- **PROBLEM DETAILS**
Without changing a character, return the entries, but not the images they hold.

- **GIVEN ENTRIES**
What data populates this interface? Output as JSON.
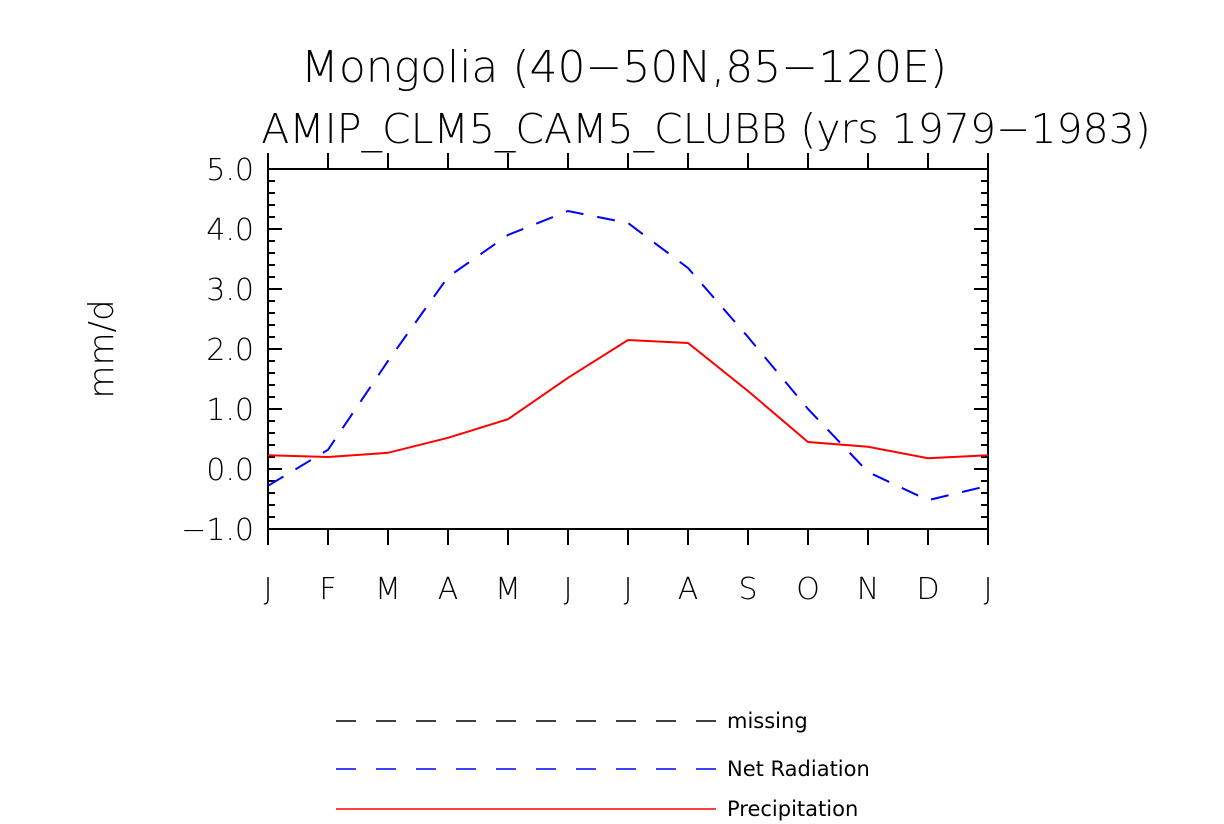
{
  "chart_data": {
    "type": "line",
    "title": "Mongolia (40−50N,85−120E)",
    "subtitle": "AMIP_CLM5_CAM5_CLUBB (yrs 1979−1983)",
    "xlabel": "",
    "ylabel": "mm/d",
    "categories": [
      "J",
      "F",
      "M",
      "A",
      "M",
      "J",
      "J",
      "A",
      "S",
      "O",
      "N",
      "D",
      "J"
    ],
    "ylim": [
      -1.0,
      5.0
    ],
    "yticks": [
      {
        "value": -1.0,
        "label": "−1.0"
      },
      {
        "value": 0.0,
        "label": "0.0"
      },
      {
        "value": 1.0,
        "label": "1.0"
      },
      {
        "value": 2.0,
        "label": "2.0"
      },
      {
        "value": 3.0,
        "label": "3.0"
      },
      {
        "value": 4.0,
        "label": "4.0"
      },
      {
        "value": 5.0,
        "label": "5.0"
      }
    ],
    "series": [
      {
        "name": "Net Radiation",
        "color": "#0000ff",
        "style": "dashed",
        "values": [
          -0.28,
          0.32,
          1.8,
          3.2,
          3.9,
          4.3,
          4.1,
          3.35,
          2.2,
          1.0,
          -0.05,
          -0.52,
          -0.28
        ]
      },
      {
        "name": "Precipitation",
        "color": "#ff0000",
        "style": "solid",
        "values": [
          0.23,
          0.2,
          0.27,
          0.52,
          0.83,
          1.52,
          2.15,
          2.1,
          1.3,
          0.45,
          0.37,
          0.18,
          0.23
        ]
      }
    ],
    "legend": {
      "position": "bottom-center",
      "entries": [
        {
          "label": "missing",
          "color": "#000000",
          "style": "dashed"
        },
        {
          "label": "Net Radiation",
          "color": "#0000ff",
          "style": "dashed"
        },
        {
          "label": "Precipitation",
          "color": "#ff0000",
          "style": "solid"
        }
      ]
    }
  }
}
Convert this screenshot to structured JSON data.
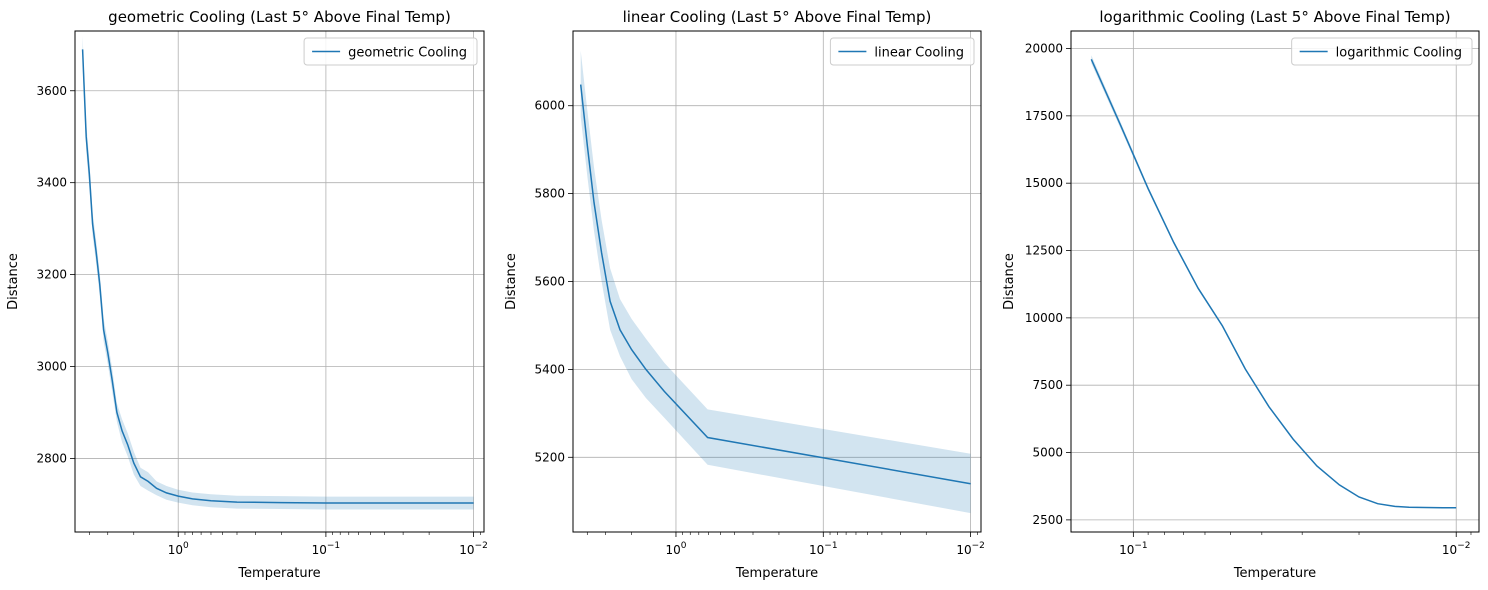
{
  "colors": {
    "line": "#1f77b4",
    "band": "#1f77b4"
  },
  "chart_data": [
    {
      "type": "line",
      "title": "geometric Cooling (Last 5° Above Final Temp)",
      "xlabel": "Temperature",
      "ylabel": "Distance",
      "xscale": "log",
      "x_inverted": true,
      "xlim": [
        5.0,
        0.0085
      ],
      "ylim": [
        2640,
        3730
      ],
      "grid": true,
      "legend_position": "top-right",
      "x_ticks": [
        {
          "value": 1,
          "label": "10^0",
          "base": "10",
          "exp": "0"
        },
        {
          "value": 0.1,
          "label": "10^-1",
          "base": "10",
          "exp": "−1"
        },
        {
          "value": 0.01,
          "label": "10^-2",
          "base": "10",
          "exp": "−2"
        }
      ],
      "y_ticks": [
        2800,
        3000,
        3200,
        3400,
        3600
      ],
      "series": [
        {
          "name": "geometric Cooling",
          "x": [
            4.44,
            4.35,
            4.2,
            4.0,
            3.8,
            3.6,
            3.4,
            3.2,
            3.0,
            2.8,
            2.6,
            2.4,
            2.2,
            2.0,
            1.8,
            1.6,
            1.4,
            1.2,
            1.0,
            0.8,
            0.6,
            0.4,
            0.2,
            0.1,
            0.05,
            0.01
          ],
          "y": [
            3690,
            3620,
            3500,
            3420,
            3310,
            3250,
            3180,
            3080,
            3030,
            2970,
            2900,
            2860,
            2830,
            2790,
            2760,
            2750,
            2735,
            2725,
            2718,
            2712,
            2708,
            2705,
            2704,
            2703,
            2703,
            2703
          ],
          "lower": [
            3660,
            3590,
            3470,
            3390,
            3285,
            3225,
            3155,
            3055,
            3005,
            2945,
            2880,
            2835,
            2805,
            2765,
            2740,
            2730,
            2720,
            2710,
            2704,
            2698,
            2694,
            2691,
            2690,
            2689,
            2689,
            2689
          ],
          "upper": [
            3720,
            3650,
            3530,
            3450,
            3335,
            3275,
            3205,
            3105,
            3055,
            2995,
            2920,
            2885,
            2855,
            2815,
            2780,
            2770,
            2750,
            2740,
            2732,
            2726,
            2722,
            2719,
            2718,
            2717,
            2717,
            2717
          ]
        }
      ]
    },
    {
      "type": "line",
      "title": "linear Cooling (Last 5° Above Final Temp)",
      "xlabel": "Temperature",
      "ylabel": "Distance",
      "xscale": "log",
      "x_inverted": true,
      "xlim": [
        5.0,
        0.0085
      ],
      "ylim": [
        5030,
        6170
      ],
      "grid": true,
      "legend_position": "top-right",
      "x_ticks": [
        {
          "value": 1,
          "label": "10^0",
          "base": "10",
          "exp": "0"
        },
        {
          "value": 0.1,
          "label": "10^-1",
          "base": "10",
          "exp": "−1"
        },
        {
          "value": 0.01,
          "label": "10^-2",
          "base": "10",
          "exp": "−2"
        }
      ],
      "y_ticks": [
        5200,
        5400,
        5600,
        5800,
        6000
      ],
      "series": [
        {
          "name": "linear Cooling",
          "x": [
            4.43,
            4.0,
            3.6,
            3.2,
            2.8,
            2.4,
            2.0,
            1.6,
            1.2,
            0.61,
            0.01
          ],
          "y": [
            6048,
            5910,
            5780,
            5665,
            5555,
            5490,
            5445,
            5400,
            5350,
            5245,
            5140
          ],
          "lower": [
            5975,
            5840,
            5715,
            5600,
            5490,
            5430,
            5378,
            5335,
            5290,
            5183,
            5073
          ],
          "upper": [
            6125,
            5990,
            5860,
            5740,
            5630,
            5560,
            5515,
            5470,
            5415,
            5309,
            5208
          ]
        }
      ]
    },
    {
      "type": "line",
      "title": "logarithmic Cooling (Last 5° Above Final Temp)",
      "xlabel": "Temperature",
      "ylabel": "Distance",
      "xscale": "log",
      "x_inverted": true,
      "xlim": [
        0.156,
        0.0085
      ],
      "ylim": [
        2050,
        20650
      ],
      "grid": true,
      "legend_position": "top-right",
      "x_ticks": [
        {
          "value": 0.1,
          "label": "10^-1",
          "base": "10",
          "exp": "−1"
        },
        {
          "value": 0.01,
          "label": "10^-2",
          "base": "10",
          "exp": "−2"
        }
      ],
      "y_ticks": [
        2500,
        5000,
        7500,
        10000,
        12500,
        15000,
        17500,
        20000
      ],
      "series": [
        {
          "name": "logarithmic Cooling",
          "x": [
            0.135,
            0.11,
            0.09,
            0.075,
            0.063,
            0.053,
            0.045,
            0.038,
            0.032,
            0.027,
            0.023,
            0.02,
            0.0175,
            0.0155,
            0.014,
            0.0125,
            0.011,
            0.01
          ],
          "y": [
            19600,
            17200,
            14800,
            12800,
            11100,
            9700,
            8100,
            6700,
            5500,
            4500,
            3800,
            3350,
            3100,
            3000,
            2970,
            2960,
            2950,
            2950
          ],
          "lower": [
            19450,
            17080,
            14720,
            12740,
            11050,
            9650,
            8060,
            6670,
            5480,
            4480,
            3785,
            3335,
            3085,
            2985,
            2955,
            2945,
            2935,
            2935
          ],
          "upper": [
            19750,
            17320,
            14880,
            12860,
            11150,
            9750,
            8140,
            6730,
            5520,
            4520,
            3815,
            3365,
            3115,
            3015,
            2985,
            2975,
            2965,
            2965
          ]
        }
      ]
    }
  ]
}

- **RESPONSE TO THIS EXERCISE**
What data populates this interface? Output as JSON.
{
  "chart_data": {
    "type": "line",
    "title": "Mongolia (40−50N,85−120E)",
    "subtitle": "AMIP_CLM5_CAM5_CLUBB (yrs 1979−1983)",
    "xlabel": "",
    "ylabel": "mm/d",
    "categories": [
      "J",
      "F",
      "M",
      "A",
      "M",
      "J",
      "J",
      "A",
      "S",
      "O",
      "N",
      "D",
      "J"
    ],
    "ylim": [
      -1.0,
      5.0
    ],
    "yticks": [
      {
        "value": -1.0,
        "label": "−1.0"
      },
      {
        "value": 0.0,
        "label": "0.0"
      },
      {
        "value": 1.0,
        "label": "1.0"
      },
      {
        "value": 2.0,
        "label": "2.0"
      },
      {
        "value": 3.0,
        "label": "3.0"
      },
      {
        "value": 4.0,
        "label": "4.0"
      },
      {
        "value": 5.0,
        "label": "5.0"
      }
    ],
    "series": [
      {
        "name": "Net Radiation",
        "color": "#0000ff",
        "style": "dashed",
        "values": [
          -0.28,
          0.32,
          1.8,
          3.2,
          3.9,
          4.3,
          4.1,
          3.35,
          2.2,
          1.0,
          -0.05,
          -0.52,
          -0.28
        ]
      },
      {
        "name": "Precipitation",
        "color": "#ff0000",
        "style": "solid",
        "values": [
          0.23,
          0.2,
          0.27,
          0.52,
          0.83,
          1.52,
          2.15,
          2.1,
          1.3,
          0.45,
          0.37,
          0.18,
          0.23
        ]
      }
    ],
    "legend": {
      "position": "bottom-center",
      "entries": [
        {
          "label": "missing",
          "color": "#000000",
          "style": "dashed"
        },
        {
          "label": "Net Radiation",
          "color": "#0000ff",
          "style": "dashed"
        },
        {
          "label": "Precipitation",
          "color": "#ff0000",
          "style": "solid"
        }
      ]
    }
  }
}
Convert this screenshot to structured JSON data.
{
  "colors": {
    "line": "#1f77b4",
    "band": "#1f77b4"
  },
  "chart_data": [
    {
      "type": "line",
      "title": "geometric Cooling (Last 5° Above Final Temp)",
      "xlabel": "Temperature",
      "ylabel": "Distance",
      "xscale": "log",
      "x_inverted": true,
      "xlim": [
        5.0,
        0.0085
      ],
      "ylim": [
        2640,
        3730
      ],
      "grid": true,
      "legend_position": "top-right",
      "x_ticks": [
        {
          "value": 1,
          "label": "10^0",
          "base": "10",
          "exp": "0"
        },
        {
          "value": 0.1,
          "label": "10^-1",
          "base": "10",
          "exp": "−1"
        },
        {
          "value": 0.01,
          "label": "10^-2",
          "base": "10",
          "exp": "−2"
        }
      ],
      "y_ticks": [
        2800,
        3000,
        3200,
        3400,
        3600
      ],
      "series": [
        {
          "name": "geometric Cooling",
          "x": [
            4.44,
            4.35,
            4.2,
            4.0,
            3.8,
            3.6,
            3.4,
            3.2,
            3.0,
            2.8,
            2.6,
            2.4,
            2.2,
            2.0,
            1.8,
            1.6,
            1.4,
            1.2,
            1.0,
            0.8,
            0.6,
            0.4,
            0.2,
            0.1,
            0.05,
            0.01
          ],
          "y": [
            3690,
            3620,
            3500,
            3420,
            3310,
            3250,
            3180,
            3080,
            3030,
            2970,
            2900,
            2860,
            2830,
            2790,
            2760,
            2750,
            2735,
            2725,
            2718,
            2712,
            2708,
            2705,
            2704,
            2703,
            2703,
            2703
          ],
          "lower": [
            3660,
            3590,
            3470,
            3390,
            3285,
            3225,
            3155,
            3055,
            3005,
            2945,
            2880,
            2835,
            2805,
            2765,
            2740,
            2730,
            2720,
            2710,
            2704,
            2698,
            2694,
            2691,
            2690,
            2689,
            2689,
            2689
          ],
          "upper": [
            3720,
            3650,
            3530,
            3450,
            3335,
            3275,
            3205,
            3105,
            3055,
            2995,
            2920,
            2885,
            2855,
            2815,
            2780,
            2770,
            2750,
            2740,
            2732,
            2726,
            2722,
            2719,
            2718,
            2717,
            2717,
            2717
          ]
        }
      ]
    },
    {
      "type": "line",
      "title": "linear Cooling (Last 5° Above Final Temp)",
      "xlabel": "Temperature",
      "ylabel": "Distance",
      "xscale": "log",
      "x_inverted": true,
      "xlim": [
        5.0,
        0.0085
      ],
      "ylim": [
        5030,
        6170
      ],
      "grid": true,
      "legend_position": "top-right",
      "x_ticks": [
        {
          "value": 1,
          "label": "10^0",
          "base": "10",
          "exp": "0"
        },
        {
          "value": 0.1,
          "label": "10^-1",
          "base": "10",
          "exp": "−1"
        },
        {
          "value": 0.01,
          "label": "10^-2",
          "base": "10",
          "exp": "−2"
        }
      ],
      "y_ticks": [
        5200,
        5400,
        5600,
        5800,
        6000
      ],
      "series": [
        {
          "name": "linear Cooling",
          "x": [
            4.43,
            4.0,
            3.6,
            3.2,
            2.8,
            2.4,
            2.0,
            1.6,
            1.2,
            0.61,
            0.01
          ],
          "y": [
            6048,
            5910,
            5780,
            5665,
            5555,
            5490,
            5445,
            5400,
            5350,
            5245,
            5140
          ],
          "lower": [
            5975,
            5840,
            5715,
            5600,
            5490,
            5430,
            5378,
            5335,
            5290,
            5183,
            5073
          ],
          "upper": [
            6125,
            5990,
            5860,
            5740,
            5630,
            5560,
            5515,
            5470,
            5415,
            5309,
            5208
          ]
        }
      ]
    },
    {
      "type": "line",
      "title": "logarithmic Cooling (Last 5° Above Final Temp)",
      "xlabel": "Temperature",
      "ylabel": "Distance",
      "xscale": "log",
      "x_inverted": true,
      "xlim": [
        0.156,
        0.0085
      ],
      "ylim": [
        2050,
        20650
      ],
      "grid": true,
      "legend_position": "top-right",
      "x_ticks": [
        {
          "value": 0.1,
          "label": "10^-1",
          "base": "10",
          "exp": "−1"
        },
        {
          "value": 0.01,
          "label": "10^-2",
          "base": "10",
          "exp": "−2"
        }
      ],
      "y_ticks": [
        2500,
        5000,
        7500,
        10000,
        12500,
        15000,
        17500,
        20000
      ],
      "series": [
        {
          "name": "logarithmic Cooling",
          "x": [
            0.135,
            0.11,
            0.09,
            0.075,
            0.063,
            0.053,
            0.045,
            0.038,
            0.032,
            0.027,
            0.023,
            0.02,
            0.0175,
            0.0155,
            0.014,
            0.0125,
            0.011,
            0.01
          ],
          "y": [
            19600,
            17200,
            14800,
            12800,
            11100,
            9700,
            8100,
            6700,
            5500,
            4500,
            3800,
            3350,
            3100,
            3000,
            2970,
            2960,
            2950,
            2950
          ],
          "lower": [
            19450,
            17080,
            14720,
            12740,
            11050,
            9650,
            8060,
            6670,
            5480,
            4480,
            3785,
            3335,
            3085,
            2985,
            2955,
            2945,
            2935,
            2935
          ],
          "upper": [
            19750,
            17320,
            14880,
            12860,
            11150,
            9750,
            8140,
            6730,
            5520,
            4520,
            3815,
            3365,
            3115,
            3015,
            2985,
            2975,
            2965,
            2965
          ]
        }
      ]
    }
  ]
}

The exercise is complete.